SOURCE TEXT:
— BEGIN —

As my mom, stepdad and I walked through the front doors of RBHS on my first day last year, I began crying. I had moved from Rolla, Missouri about three weeks earlier and wasn’t prepared to have to find new friends or be the “new kid.”
I hadn’t handled moving well; I left Rolla willingly but not without expressing my feelings because the idea of leaving my friends terrified me. At the time, I saw transferring as an unnecessary evil that was forced upon me rather than an opportunity to meet new people and see new places.
The thought of moving to Columbia as anything other than a disadvantage had never occurred to me. Looking back I was very naive of the possibilities I would come across amongst the challenges I had to overcome.
Starting fresh is both good and bad, but to me a year ago it was only a negative situation. Rather than taking advantage of all of the after school activities that RBHS offers or going to Golden Cow or show choir events, staying home seemed like a better option. My mindset toward social interaction with peers was cynical, and I now realize that neglecting to embrace my new peers set me up for a lonely school year.
I knew transferring would be challenging. The academic change was probably the hardest obstacle to overcome. Learning how to write essays by RBHS standards and trying to catch up in classes that were paced differently than my previous school was equally as hard. My GPA dropped, leaving a heavy academic weight on my shoulders.
My reluctance to move on from Rolla set me up for failure in future relationships, too. Social media was a way of staying connected to my friends who lived 100 miles away. My fixation with keeping up with my closest friends closed the door for new friendships.
Though it is important to continue close-knit relationships, no matter the distance, it is also crucial to build new friendships for people close to us. I didn’t understand that concept. My mom repeatedly tried to tell me but I refused to listen.

— END —

SHORT PROBLEM A:
In the records, from their first line up to and including the line with "text-line: Las mismas", switch "screenshot" to "image" and return only those lines with everything else unchanged.
The records have no connection to the essay.

MATERIAL FOR THIS EXERCISE:
— BEGIN —

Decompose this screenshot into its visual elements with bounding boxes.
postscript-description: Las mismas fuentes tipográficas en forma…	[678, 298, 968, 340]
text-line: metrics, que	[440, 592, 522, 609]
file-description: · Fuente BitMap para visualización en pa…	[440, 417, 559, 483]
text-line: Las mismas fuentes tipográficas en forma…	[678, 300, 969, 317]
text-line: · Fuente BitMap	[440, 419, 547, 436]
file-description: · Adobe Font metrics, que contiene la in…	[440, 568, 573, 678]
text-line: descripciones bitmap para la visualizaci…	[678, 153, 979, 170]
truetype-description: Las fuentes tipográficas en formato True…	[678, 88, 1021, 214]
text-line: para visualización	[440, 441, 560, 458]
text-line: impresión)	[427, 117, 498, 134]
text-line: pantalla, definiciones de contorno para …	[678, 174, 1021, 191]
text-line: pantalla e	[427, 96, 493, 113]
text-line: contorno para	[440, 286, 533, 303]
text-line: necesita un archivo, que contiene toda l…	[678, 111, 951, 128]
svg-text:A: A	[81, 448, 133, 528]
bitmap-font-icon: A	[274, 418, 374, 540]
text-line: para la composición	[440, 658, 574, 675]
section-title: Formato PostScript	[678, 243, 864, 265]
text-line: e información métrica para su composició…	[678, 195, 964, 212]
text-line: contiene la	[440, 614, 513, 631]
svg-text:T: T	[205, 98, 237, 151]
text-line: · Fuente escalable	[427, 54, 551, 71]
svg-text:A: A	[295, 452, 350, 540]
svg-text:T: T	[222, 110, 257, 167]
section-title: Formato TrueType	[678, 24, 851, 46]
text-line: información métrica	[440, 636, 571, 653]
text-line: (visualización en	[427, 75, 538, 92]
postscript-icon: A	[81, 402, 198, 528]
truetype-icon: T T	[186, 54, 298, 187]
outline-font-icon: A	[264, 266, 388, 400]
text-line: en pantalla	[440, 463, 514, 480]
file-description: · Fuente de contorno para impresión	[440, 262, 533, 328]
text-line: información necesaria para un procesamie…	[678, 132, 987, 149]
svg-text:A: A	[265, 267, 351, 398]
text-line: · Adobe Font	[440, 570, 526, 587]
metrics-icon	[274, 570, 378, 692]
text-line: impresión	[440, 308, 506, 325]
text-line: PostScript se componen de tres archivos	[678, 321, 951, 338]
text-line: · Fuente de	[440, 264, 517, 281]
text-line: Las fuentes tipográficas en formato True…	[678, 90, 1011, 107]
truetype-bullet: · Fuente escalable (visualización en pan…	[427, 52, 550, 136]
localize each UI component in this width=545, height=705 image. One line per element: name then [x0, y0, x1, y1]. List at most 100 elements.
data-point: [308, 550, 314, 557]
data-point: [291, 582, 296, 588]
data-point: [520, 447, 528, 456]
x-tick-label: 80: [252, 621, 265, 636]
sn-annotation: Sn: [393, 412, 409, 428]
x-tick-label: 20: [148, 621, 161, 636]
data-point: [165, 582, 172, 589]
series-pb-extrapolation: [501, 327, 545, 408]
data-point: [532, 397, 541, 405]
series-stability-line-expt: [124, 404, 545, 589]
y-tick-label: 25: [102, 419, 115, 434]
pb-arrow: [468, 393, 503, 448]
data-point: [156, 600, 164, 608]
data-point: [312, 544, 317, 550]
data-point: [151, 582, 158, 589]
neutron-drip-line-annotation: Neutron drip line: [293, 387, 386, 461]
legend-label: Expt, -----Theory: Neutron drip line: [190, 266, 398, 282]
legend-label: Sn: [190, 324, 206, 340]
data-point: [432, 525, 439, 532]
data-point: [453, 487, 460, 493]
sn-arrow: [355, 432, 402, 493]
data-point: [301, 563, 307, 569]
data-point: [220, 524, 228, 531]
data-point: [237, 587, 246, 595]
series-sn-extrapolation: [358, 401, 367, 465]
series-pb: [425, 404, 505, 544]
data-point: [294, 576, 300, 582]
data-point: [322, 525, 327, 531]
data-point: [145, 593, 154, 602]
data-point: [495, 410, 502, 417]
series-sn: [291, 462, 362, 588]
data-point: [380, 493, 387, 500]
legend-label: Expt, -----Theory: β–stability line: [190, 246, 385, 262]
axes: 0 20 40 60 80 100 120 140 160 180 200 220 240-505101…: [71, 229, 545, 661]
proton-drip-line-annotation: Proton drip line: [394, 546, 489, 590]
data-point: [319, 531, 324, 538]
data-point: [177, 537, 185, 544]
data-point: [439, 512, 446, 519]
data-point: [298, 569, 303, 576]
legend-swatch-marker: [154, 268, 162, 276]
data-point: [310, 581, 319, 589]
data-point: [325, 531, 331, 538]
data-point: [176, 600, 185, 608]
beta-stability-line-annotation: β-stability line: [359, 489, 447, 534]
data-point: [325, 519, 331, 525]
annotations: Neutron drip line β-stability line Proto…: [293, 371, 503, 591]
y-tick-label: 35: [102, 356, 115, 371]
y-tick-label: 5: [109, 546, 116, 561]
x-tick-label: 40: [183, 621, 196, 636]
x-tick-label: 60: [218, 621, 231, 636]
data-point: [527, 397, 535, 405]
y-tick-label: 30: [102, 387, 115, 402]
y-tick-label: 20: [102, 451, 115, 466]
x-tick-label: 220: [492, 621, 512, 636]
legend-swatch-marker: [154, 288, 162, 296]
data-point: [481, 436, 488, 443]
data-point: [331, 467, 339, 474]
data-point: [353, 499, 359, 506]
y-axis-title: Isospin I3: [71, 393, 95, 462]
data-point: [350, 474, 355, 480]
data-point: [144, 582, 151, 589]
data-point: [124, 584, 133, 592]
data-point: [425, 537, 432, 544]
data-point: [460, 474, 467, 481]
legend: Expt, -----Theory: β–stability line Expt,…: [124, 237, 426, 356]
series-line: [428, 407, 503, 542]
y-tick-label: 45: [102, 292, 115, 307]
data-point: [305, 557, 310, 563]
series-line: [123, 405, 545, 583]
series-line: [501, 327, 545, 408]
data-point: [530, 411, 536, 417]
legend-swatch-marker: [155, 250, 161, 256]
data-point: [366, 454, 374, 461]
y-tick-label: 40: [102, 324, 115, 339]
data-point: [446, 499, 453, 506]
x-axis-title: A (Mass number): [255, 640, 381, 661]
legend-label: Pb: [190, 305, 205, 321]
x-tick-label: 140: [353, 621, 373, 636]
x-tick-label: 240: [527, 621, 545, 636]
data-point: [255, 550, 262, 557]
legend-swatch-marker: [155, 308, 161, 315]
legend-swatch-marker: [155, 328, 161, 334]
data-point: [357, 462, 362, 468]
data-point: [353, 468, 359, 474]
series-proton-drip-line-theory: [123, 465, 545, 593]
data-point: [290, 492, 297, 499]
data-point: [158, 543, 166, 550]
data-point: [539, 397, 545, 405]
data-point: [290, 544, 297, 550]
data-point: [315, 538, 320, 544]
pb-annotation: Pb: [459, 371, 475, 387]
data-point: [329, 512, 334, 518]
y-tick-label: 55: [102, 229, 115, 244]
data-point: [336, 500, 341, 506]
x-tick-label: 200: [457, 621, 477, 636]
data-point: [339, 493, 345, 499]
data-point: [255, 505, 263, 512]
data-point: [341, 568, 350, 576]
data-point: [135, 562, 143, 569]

— END —

SHORT PROBLEM B:
Copy out the whole essay about starting over at RBHS without changing a word.

FULL ANSWER A:
Decompose this image into its visual elements with bounding boxes.
postscript-description: Las mismas fuentes tipográficas en forma…	[678, 298, 968, 340]
text-line: metrics, que	[440, 592, 522, 609]
file-description: · Fuente BitMap para visualización en pa…	[440, 417, 559, 483]
text-line: Las mismas fuentes tipográficas en forma…	[678, 300, 969, 317]

FULL ANSWER B:
As my mom, stepdad and I walked through the front doors of RBHS on my first day last year, I began crying. I had moved from Rolla, Missouri about three weeks earlier and wasn’t prepared to have to find new friends or be the “new kid.”
I hadn’t handled moving well; I left Rolla willingly but not without expressing my feelings because the idea of leaving my friends terrified me. At the time, I saw transferring as an unnecessary evil that was forced upon me rather than an opportunity to meet new people and see new places.
The thought of moving to Columbia as anything other than a disadvantage had never occurred to me. Looking back I was very naive of the possibilities I would come across amongst the challenges I had to overcome.
Starting fresh is both good and bad, but to me a year ago it was only a negative situation. Rather than taking advantage of all of the after school activities that RBHS offers or going to Golden Cow or show choir events, staying home seemed like a better option. My mindset toward social interaction with peers was cynical, and I now realize that neglecting to embrace my new peers set me up for a lonely school year.
I knew transferring would be challenging. The academic change was probably the hardest obstacle to overcome. Learning how to write essays by RBHS standards and trying to catch up in classes that were paced differently than my previous school was equally as hard. My GPA dropped, leaving a heavy academic weight on my shoulders.
My reluctance to move on from Rolla set me up for failure in future relationships, too. Social media was a way of staying connected to my friends who lived 100 miles away. My fixation with keeping up with my closest friends closed the door for new friendships.
Though it is important to continue close-knit relationships, no matter the distance, it is also crucial to build new friendships for people close to us. I didn’t understand that concept. My mom repeatedly tried to tell me but I refused to listen.